What the task asks
Copy every entry exactly.

Data entries
####
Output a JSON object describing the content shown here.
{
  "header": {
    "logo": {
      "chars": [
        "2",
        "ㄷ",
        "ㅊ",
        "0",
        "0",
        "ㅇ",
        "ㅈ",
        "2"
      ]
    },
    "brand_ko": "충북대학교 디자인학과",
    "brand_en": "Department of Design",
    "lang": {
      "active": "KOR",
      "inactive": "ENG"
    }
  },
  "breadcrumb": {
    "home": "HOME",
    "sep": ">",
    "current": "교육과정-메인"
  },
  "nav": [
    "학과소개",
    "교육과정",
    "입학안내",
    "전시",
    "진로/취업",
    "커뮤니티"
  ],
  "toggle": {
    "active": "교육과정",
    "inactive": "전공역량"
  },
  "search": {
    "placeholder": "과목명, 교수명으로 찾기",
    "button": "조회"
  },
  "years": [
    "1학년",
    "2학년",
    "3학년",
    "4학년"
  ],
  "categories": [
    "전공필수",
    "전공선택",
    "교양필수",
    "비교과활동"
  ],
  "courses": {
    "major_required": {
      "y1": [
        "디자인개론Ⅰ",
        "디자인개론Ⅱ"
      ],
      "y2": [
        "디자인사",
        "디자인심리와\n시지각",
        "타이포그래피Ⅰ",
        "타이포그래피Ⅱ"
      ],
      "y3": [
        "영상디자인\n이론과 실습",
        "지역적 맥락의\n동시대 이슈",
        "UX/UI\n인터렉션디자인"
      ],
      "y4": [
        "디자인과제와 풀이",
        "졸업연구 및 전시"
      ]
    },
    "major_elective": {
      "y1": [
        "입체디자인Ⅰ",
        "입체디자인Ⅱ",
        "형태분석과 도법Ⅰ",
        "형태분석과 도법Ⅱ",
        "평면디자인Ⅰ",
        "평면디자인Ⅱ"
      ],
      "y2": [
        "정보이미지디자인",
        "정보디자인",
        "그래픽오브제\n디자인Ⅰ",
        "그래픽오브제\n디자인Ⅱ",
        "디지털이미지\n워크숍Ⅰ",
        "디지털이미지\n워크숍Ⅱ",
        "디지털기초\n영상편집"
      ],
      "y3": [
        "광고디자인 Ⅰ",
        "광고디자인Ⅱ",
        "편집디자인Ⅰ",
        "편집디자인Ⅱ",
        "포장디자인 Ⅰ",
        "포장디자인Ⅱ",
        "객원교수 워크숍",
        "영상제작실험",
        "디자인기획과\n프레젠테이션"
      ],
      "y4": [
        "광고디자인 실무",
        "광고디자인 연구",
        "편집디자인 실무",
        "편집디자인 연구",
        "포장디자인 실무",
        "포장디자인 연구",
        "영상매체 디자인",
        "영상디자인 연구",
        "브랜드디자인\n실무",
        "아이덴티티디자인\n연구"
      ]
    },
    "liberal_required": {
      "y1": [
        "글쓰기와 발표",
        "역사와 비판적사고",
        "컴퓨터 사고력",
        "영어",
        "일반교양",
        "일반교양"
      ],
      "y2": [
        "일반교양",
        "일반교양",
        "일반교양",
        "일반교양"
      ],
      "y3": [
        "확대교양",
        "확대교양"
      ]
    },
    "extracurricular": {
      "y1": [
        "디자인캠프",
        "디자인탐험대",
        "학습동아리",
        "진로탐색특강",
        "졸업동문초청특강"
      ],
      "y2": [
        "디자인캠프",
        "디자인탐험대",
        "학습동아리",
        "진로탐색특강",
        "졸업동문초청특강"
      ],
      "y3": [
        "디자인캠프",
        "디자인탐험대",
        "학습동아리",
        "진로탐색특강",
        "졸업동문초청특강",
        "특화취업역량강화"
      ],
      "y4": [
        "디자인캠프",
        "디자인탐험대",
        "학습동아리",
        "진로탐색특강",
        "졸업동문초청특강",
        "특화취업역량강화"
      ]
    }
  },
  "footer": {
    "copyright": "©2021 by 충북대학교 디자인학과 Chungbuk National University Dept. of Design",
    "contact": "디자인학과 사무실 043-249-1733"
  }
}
####
Completed exercise
Output a JSON object describing the content shown here.
{
  "header": {
    "logo": {
      "chars": [
        "2",
        "ㄷ",
        "ㅊ",
        "0",
        "0",
        "ㅇ",
        "ㅈ",
        "2"
      ]
    },
    "brand_ko": "충북대학교 디자인학과",
    "brand_en": "Department of Design",
    "lang": {
      "active": "KOR",
      "inactive": "ENG"
    }
  },
  "breadcrumb": {
    "home": "HOME",
    "sep": ">",
    "current": "교육과정-메인"
  },
  "nav": [
    "학과소개",
    "교육과정",
    "입학안내",
    "전시",
    "진로/취업",
    "커뮤니티"
  ],
  "toggle": {
    "active": "교육과정",
    "inactive": "전공역량"
  },
  "search": {
    "placeholder": "과목명, 교수명으로 찾기",
    "button": "조회"
  },
  "years": [
    "1학년",
    "2학년",
    "3학년",
    "4학년"
  ],
  "categories": [
    "전공필수",
    "전공선택",
    "교양필수",
    "비교과활동"
  ],
  "courses": {
    "major_required": {
      "y1": [
        "디자인개론Ⅰ",
        "디자인개론Ⅱ"
      ],
      "y2": [
        "디자인사",
        "디자인심리와\n시지각",
        "타이포그래피Ⅰ",
        "타이포그래피Ⅱ"
      ],
      "y3": [
        "영상디자인\n이론과 실습",
        "지역적 맥락의\n동시대 이슈",
        "UX/UI\n인터렉션디자인"
      ],
      "y4": [
        "디자인과제와 풀이",
        "졸업연구 및 전시"
      ]
    },
    "major_elective": {
      "y1": [
        "입체디자인Ⅰ",
        "입체디자인Ⅱ",
        "형태분석과 도법Ⅰ",
        "형태분석과 도법Ⅱ",
        "평면디자인Ⅰ",
        "평면디자인Ⅱ"
      ],
      "y2": [
        "정보이미지디자인",
        "정보디자인",
        "그래픽오브제\n디자인Ⅰ",
        "그래픽오브제\n디자인Ⅱ",
        "디지털이미지\n워크숍Ⅰ",
        "디지털이미지\n워크숍Ⅱ",
        "디지털기초\n영상편집"
      ],
      "y3": [
        "광고디자인 Ⅰ",
        "광고디자인Ⅱ",
        "편집디자인Ⅰ",
        "편집디자인Ⅱ",
        "포장디자인 Ⅰ",
        "포장디자인Ⅱ",
        "객원교수 워크숍",
        "영상제작실험",
        "디자인기획과\n프레젠테이션"
      ],
      "y4": [
        "광고디자인 실무",
        "광고디자인 연구",
        "편집디자인 실무",
        "편집디자인 연구",
        "포장디자인 실무",
        "포장디자인 연구",
        "영상매체 디자인",
        "영상디자인 연구",
        "브랜드디자인\n실무",
        "아이덴티티디자인\n연구"
      ]
    },
    "liberal_required": {
      "y1": [
        "글쓰기와 발표",
        "역사와 비판적사고",
        "컴퓨터 사고력",
        "영어",
        "일반교양",
        "일반교양"
      ],
      "y2": [
        "일반교양",
        "일반교양",
        "일반교양",
        "일반교양"
      ],
      "y3": [
        "확대교양",
        "확대교양"
      ]
    },
    "extracurricular": {
      "y1": [
        "디자인캠프",
        "디자인탐험대",
        "학습동아리",
        "진로탐색특강",
        "졸업동문초청특강"
      ],
      "y2": [
        "디자인캠프",
        "디자인탐험대",
        "학습동아리",
        "진로탐색특강",
        "졸업동문초청특강"
      ],
      "y3": [
        "디자인캠프",
        "디자인탐험대",
        "학습동아리",
        "진로탐색특강",
        "졸업동문초청특강",
        "특화취업역량강화"
      ],
      "y4": [
        "디자인캠프",
        "디자인탐험대",
        "학습동아리",
        "진로탐색특강",
        "졸업동문초청특강",
        "특화취업역량강화"
      ]
    }
  },
  "footer": {
    "copyright": "©2021 by 충북대학교 디자인학과 Chungbuk National University Dept. of Design",
    "contact": "디자인학과 사무실 043-249-1733"
  }
}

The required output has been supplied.